DESCRIPTION OF THE TASK: Extract the full listing verbatim and drop any pictures from your copy.

DATASET CONTENT:
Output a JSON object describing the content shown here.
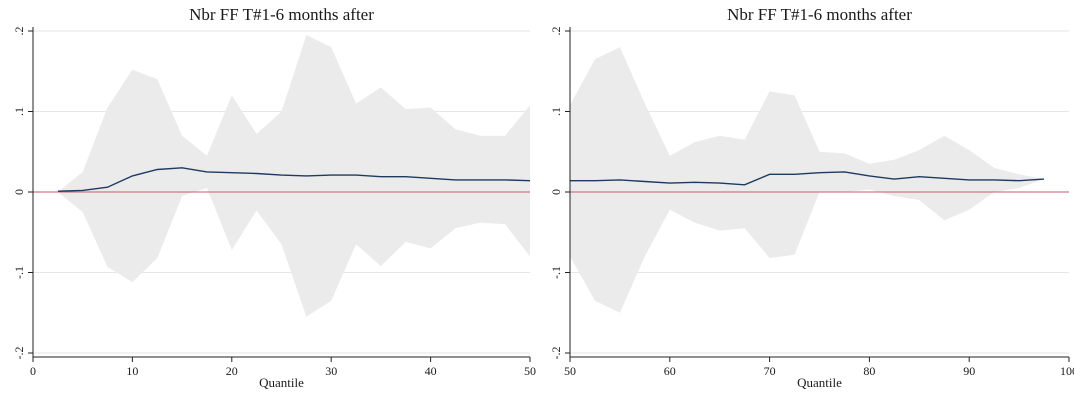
{
  "colors": {
    "band": "#ebebeb",
    "line": "#1f3a5f",
    "zero_line": "#c95a6e",
    "grid": "#e6e6e6",
    "axis": "#222222"
  },
  "chart_data": [
    {
      "type": "area",
      "title": "Nbr FF T#1-6 months after",
      "xlabel": "Quantile",
      "ylabel": "",
      "xlim": [
        0,
        50
      ],
      "ylim": [
        -0.2,
        0.2
      ],
      "x_ticks": [
        0,
        10,
        20,
        30,
        40,
        50
      ],
      "y_ticks": [
        -0.2,
        -0.1,
        0,
        0.1,
        0.2
      ],
      "y_tick_labels": [
        "-.2",
        "-.1",
        "0",
        ".1",
        ".2"
      ],
      "grid": true,
      "reference_line": 0,
      "x": [
        2.5,
        5,
        7.5,
        10,
        12.5,
        15,
        17.5,
        20,
        22.5,
        25,
        27.5,
        30,
        32.5,
        35,
        37.5,
        40,
        42.5,
        45,
        47.5,
        50
      ],
      "series": [
        {
          "type": "line",
          "values": [
            0.001,
            0.002,
            0.006,
            0.02,
            0.028,
            0.03,
            0.025,
            0.024,
            0.023,
            0.021,
            0.02,
            0.021,
            0.021,
            0.019,
            0.019,
            0.017,
            0.015,
            0.015,
            0.015,
            0.014
          ]
        },
        {
          "type": "band",
          "lower": [
            0.0,
            -0.025,
            -0.093,
            -0.112,
            -0.082,
            -0.005,
            0.005,
            -0.072,
            -0.023,
            -0.065,
            -0.155,
            -0.135,
            -0.065,
            -0.092,
            -0.062,
            -0.07,
            -0.045,
            -0.038,
            -0.04,
            -0.08
          ],
          "upper": [
            0.0,
            0.025,
            0.105,
            0.152,
            0.14,
            0.07,
            0.045,
            0.12,
            0.072,
            0.1,
            0.195,
            0.18,
            0.11,
            0.13,
            0.103,
            0.105,
            0.078,
            0.07,
            0.07,
            0.108
          ]
        }
      ]
    },
    {
      "type": "area",
      "title": "Nbr FF T#1-6 months after",
      "xlabel": "Quantile",
      "ylabel": "",
      "xlim": [
        50,
        100
      ],
      "ylim": [
        -0.2,
        0.2
      ],
      "x_ticks": [
        50,
        60,
        70,
        80,
        90,
        100
      ],
      "y_ticks": [
        -0.2,
        -0.1,
        0,
        0.1,
        0.2
      ],
      "y_tick_labels": [
        "-.2",
        "-.1",
        "0",
        ".1",
        ".2"
      ],
      "grid": true,
      "reference_line": 0,
      "x": [
        50,
        52.5,
        55,
        57.5,
        60,
        62.5,
        65,
        67.5,
        70,
        72.5,
        75,
        77.5,
        80,
        82.5,
        85,
        87.5,
        90,
        92.5,
        95,
        97.5
      ],
      "series": [
        {
          "type": "line",
          "values": [
            0.014,
            0.014,
            0.015,
            0.013,
            0.011,
            0.012,
            0.011,
            0.009,
            0.022,
            0.022,
            0.024,
            0.025,
            0.02,
            0.016,
            0.019,
            0.017,
            0.015,
            0.015,
            0.014,
            0.016
          ]
        },
        {
          "type": "band",
          "lower": [
            -0.08,
            -0.135,
            -0.15,
            -0.08,
            -0.022,
            -0.038,
            -0.048,
            -0.045,
            -0.082,
            -0.078,
            0.0,
            0.0,
            0.003,
            -0.005,
            -0.01,
            -0.035,
            -0.022,
            0.0,
            0.005,
            0.016
          ],
          "upper": [
            0.108,
            0.165,
            0.18,
            0.11,
            0.045,
            0.062,
            0.07,
            0.065,
            0.125,
            0.12,
            0.05,
            0.048,
            0.035,
            0.04,
            0.052,
            0.07,
            0.052,
            0.03,
            0.022,
            0.016
          ]
        }
      ]
    }
  ]
}
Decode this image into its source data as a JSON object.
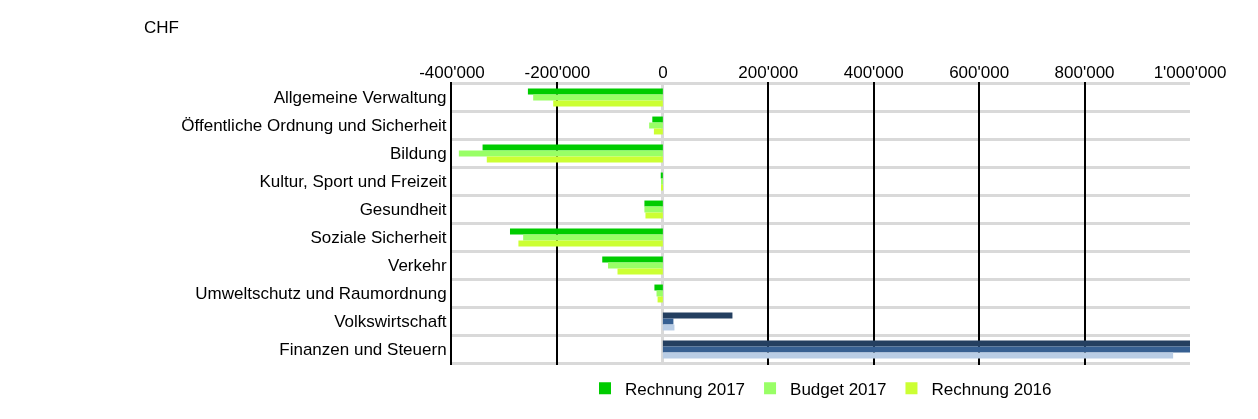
{
  "chart_data": {
    "type": "bar",
    "orientation": "horizontal",
    "title": "CHF",
    "categories": [
      "Allgemeine Verwaltung",
      "Öffentliche Ordnung und Sicherheit",
      "Bildung",
      "Kultur, Sport und Freizeit",
      "Gesundheit",
      "Soziale Sicherheit",
      "Verkehr",
      "Umweltschutz und Raumordnung",
      "Volkswirtschaft",
      "Finanzen und Steuern"
    ],
    "series": [
      {
        "name": "Rechnung 2017",
        "colors": [
          "#00cc00",
          "#00cc00",
          "#00cc00",
          "#00cc00",
          "#00cc00",
          "#00cc00",
          "#00cc00",
          "#00cc00",
          "#243f60",
          "#243f60"
        ],
        "values": [
          -256000,
          -20000,
          -342000,
          -4000,
          -35000,
          -290000,
          -115000,
          -16000,
          132000,
          1000000
        ]
      },
      {
        "name": "Budget 2017",
        "colors": [
          "#99ff66",
          "#99ff66",
          "#99ff66",
          "#99ff66",
          "#99ff66",
          "#99ff66",
          "#99ff66",
          "#99ff66",
          "#376092",
          "#376092"
        ],
        "values": [
          -246000,
          -26000,
          -387000,
          -2000,
          -35000,
          -265000,
          -104000,
          -12000,
          20000,
          1000000
        ]
      },
      {
        "name": "Rechnung 2016",
        "colors": [
          "#ccff33",
          "#ccff33",
          "#ccff33",
          "#ccff33",
          "#ccff33",
          "#ccff33",
          "#ccff33",
          "#ccff33",
          "#b9cde5",
          "#b9cde5"
        ],
        "values": [
          -208000,
          -17000,
          -334000,
          -2000,
          -33000,
          -274000,
          -86000,
          -10000,
          22000,
          968000
        ]
      }
    ],
    "xlim": [
      -400000,
      1000000
    ],
    "xticks": [
      {
        "value": -400000,
        "label": "-400'000"
      },
      {
        "value": -200000,
        "label": "-200'000"
      },
      0,
      {
        "value": 200000,
        "label": "200'000"
      },
      {
        "value": 400000,
        "label": "400'000"
      },
      {
        "value": 600000,
        "label": "600'000"
      },
      {
        "value": 800000,
        "label": "800'000"
      },
      {
        "value": 1000000,
        "label": "1'000'000"
      }
    ],
    "grid": true,
    "legend": "bottom"
  }
}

RESULT OF THIS TASK:
Output a JSON object describing the content shown here.
{
  "colors": {
    "band": "#ebebeb",
    "line": "#1f3a5f",
    "zero_line": "#c95a6e",
    "grid": "#e6e6e6",
    "axis": "#222222"
  },
  "chart_data": [
    {
      "type": "area",
      "title": "Nbr FF T#1-6 months after",
      "xlabel": "Quantile",
      "ylabel": "",
      "xlim": [
        0,
        50
      ],
      "ylim": [
        -0.2,
        0.2
      ],
      "x_ticks": [
        0,
        10,
        20,
        30,
        40,
        50
      ],
      "y_ticks": [
        -0.2,
        -0.1,
        0,
        0.1,
        0.2
      ],
      "y_tick_labels": [
        "-.2",
        "-.1",
        "0",
        ".1",
        ".2"
      ],
      "grid": true,
      "reference_line": 0,
      "x": [
        2.5,
        5,
        7.5,
        10,
        12.5,
        15,
        17.5,
        20,
        22.5,
        25,
        27.5,
        30,
        32.5,
        35,
        37.5,
        40,
        42.5,
        45,
        47.5,
        50
      ],
      "series": [
        {
          "type": "line",
          "values": [
            0.001,
            0.002,
            0.006,
            0.02,
            0.028,
            0.03,
            0.025,
            0.024,
            0.023,
            0.021,
            0.02,
            0.021,
            0.021,
            0.019,
            0.019,
            0.017,
            0.015,
            0.015,
            0.015,
            0.014
          ]
        },
        {
          "type": "band",
          "lower": [
            0.0,
            -0.025,
            -0.093,
            -0.112,
            -0.082,
            -0.005,
            0.005,
            -0.072,
            -0.023,
            -0.065,
            -0.155,
            -0.135,
            -0.065,
            -0.092,
            -0.062,
            -0.07,
            -0.045,
            -0.038,
            -0.04,
            -0.08
          ],
          "upper": [
            0.0,
            0.025,
            0.105,
            0.152,
            0.14,
            0.07,
            0.045,
            0.12,
            0.072,
            0.1,
            0.195,
            0.18,
            0.11,
            0.13,
            0.103,
            0.105,
            0.078,
            0.07,
            0.07,
            0.108
          ]
        }
      ]
    },
    {
      "type": "area",
      "title": "Nbr FF T#1-6 months after",
      "xlabel": "Quantile",
      "ylabel": "",
      "xlim": [
        50,
        100
      ],
      "ylim": [
        -0.2,
        0.2
      ],
      "x_ticks": [
        50,
        60,
        70,
        80,
        90,
        100
      ],
      "y_ticks": [
        -0.2,
        -0.1,
        0,
        0.1,
        0.2
      ],
      "y_tick_labels": [
        "-.2",
        "-.1",
        "0",
        ".1",
        ".2"
      ],
      "grid": true,
      "reference_line": 0,
      "x": [
        50,
        52.5,
        55,
        57.5,
        60,
        62.5,
        65,
        67.5,
        70,
        72.5,
        75,
        77.5,
        80,
        82.5,
        85,
        87.5,
        90,
        92.5,
        95,
        97.5
      ],
      "series": [
        {
          "type": "line",
          "values": [
            0.014,
            0.014,
            0.015,
            0.013,
            0.011,
            0.012,
            0.011,
            0.009,
            0.022,
            0.022,
            0.024,
            0.025,
            0.02,
            0.016,
            0.019,
            0.017,
            0.015,
            0.015,
            0.014,
            0.016
          ]
        },
        {
          "type": "band",
          "lower": [
            -0.08,
            -0.135,
            -0.15,
            -0.08,
            -0.022,
            -0.038,
            -0.048,
            -0.045,
            -0.082,
            -0.078,
            0.0,
            0.0,
            0.003,
            -0.005,
            -0.01,
            -0.035,
            -0.022,
            0.0,
            0.005,
            0.016
          ],
          "upper": [
            0.108,
            0.165,
            0.18,
            0.11,
            0.045,
            0.062,
            0.07,
            0.065,
            0.125,
            0.12,
            0.05,
            0.048,
            0.035,
            0.04,
            0.052,
            0.07,
            0.052,
            0.03,
            0.022,
            0.016
          ]
        }
      ]
    }
  ]
}
Decode this image into its source data as a JSON object.
{
  "chart_data": {
    "type": "bar",
    "orientation": "horizontal",
    "title": "CHF",
    "categories": [
      "Allgemeine Verwaltung",
      "Öffentliche Ordnung und Sicherheit",
      "Bildung",
      "Kultur, Sport und Freizeit",
      "Gesundheit",
      "Soziale Sicherheit",
      "Verkehr",
      "Umweltschutz und Raumordnung",
      "Volkswirtschaft",
      "Finanzen und Steuern"
    ],
    "series": [
      {
        "name": "Rechnung 2017",
        "colors": [
          "#00cc00",
          "#00cc00",
          "#00cc00",
          "#00cc00",
          "#00cc00",
          "#00cc00",
          "#00cc00",
          "#00cc00",
          "#243f60",
          "#243f60"
        ],
        "values": [
          -256000,
          -20000,
          -342000,
          -4000,
          -35000,
          -290000,
          -115000,
          -16000,
          132000,
          1000000
        ]
      },
      {
        "name": "Budget 2017",
        "colors": [
          "#99ff66",
          "#99ff66",
          "#99ff66",
          "#99ff66",
          "#99ff66",
          "#99ff66",
          "#99ff66",
          "#99ff66",
          "#376092",
          "#376092"
        ],
        "values": [
          -246000,
          -26000,
          -387000,
          -2000,
          -35000,
          -265000,
          -104000,
          -12000,
          20000,
          1000000
        ]
      },
      {
        "name": "Rechnung 2016",
        "colors": [
          "#ccff33",
          "#ccff33",
          "#ccff33",
          "#ccff33",
          "#ccff33",
          "#ccff33",
          "#ccff33",
          "#ccff33",
          "#b9cde5",
          "#b9cde5"
        ],
        "values": [
          -208000,
          -17000,
          -334000,
          -2000,
          -33000,
          -274000,
          -86000,
          -10000,
          22000,
          968000
        ]
      }
    ],
    "xlim": [
      -400000,
      1000000
    ],
    "xticks": [
      {
        "value": -400000,
        "label": "-400'000"
      },
      {
        "value": -200000,
        "label": "-200'000"
      },
      0,
      {
        "value": 200000,
        "label": "200'000"
      },
      {
        "value": 400000,
        "label": "400'000"
      },
      {
        "value": 600000,
        "label": "600'000"
      },
      {
        "value": 800000,
        "label": "800'000"
      },
      {
        "value": 1000000,
        "label": "1'000'000"
      }
    ],
    "grid": true,
    "legend": "bottom"
  }
}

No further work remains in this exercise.